## BEGIN RAW DATA
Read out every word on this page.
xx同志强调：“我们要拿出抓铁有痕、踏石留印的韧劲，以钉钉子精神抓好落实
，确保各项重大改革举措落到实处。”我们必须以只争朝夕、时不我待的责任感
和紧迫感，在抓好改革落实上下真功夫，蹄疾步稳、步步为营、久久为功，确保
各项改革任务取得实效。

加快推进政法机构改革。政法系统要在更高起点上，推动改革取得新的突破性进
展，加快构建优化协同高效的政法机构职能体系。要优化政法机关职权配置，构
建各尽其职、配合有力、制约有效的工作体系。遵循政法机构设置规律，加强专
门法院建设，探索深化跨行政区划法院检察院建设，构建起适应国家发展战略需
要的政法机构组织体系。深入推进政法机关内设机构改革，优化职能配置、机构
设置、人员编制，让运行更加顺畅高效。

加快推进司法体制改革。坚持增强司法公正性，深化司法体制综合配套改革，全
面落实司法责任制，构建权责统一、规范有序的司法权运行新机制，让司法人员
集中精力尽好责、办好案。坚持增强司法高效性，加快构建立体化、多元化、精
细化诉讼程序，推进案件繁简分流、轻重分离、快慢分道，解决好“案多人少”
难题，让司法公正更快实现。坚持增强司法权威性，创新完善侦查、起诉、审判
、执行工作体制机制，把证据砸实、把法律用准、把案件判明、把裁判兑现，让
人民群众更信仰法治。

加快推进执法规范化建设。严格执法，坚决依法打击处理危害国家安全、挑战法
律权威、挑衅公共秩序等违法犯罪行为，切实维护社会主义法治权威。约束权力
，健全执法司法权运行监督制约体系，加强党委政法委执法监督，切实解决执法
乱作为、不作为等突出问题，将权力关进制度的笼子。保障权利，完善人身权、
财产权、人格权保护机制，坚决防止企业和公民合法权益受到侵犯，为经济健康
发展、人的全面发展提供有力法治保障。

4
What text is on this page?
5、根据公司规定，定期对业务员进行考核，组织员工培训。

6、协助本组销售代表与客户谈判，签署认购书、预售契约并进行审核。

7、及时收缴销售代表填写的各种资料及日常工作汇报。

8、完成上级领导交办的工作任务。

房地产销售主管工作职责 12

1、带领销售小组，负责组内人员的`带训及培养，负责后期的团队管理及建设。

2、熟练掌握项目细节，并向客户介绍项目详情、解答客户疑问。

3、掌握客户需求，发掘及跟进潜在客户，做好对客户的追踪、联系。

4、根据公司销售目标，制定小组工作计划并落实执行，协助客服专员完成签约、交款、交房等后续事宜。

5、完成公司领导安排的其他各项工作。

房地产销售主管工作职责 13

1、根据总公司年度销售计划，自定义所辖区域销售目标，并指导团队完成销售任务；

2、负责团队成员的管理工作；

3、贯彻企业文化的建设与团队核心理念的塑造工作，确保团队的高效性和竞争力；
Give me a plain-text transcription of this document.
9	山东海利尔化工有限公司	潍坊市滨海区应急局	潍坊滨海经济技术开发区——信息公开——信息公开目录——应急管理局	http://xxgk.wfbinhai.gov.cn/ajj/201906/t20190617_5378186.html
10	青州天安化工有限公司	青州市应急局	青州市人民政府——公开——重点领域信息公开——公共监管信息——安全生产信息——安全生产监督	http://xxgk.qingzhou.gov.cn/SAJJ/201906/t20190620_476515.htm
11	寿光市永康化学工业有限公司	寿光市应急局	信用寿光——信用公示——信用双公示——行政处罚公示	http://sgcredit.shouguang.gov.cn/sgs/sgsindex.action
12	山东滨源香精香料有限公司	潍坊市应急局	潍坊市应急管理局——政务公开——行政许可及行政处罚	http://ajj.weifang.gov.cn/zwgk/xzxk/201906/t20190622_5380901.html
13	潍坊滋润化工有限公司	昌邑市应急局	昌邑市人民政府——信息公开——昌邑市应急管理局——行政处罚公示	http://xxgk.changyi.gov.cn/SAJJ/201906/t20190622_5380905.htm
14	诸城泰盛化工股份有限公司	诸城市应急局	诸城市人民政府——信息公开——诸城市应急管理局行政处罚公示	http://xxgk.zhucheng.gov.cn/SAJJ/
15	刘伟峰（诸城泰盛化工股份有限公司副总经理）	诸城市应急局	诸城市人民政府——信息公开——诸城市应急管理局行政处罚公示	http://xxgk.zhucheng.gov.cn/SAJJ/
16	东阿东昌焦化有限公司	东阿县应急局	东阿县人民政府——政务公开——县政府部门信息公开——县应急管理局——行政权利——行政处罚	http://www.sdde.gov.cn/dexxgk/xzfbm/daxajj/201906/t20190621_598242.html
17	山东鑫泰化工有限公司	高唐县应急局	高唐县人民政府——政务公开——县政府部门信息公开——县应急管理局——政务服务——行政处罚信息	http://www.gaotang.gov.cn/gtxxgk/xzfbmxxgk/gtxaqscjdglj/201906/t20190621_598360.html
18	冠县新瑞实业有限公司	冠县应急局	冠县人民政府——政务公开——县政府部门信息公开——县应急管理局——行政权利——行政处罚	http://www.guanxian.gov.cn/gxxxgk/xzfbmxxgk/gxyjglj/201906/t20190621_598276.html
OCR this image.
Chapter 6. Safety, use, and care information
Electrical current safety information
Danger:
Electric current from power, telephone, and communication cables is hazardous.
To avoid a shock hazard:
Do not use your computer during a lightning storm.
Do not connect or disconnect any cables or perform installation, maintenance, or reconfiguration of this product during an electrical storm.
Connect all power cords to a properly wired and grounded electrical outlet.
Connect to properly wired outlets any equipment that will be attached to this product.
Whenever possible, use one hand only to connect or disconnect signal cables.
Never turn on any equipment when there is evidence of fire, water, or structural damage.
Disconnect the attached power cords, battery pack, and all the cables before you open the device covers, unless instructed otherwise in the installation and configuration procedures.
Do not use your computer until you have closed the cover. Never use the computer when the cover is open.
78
## END RAW DATA
[WORK TO BE COMPLETED]:
Isolate each line of the listing above that includes "行政权利". Copy it.

[TASK RESPONSE]:
16	东阿东昌焦化有限公司	东阿县应急局	东阿县人民政府——政务公开——县政府部门信息公开——县应急管理局——行政权利——行政处罚	http://www.sdde.gov.cn/dexxgk/xzfbm/daxajj/201906/t20190621_598242.html
18	冠县新瑞实业有限公司	冠县应急局	冠县人民政府——政务公开——县政府部门信息公开——县应急管理局——行政权利——行政处罚	http://www.guanxian.gov.cn/gxxxgk/xzfbmxxgk/gxyjglj/201906/t20190621_598276.html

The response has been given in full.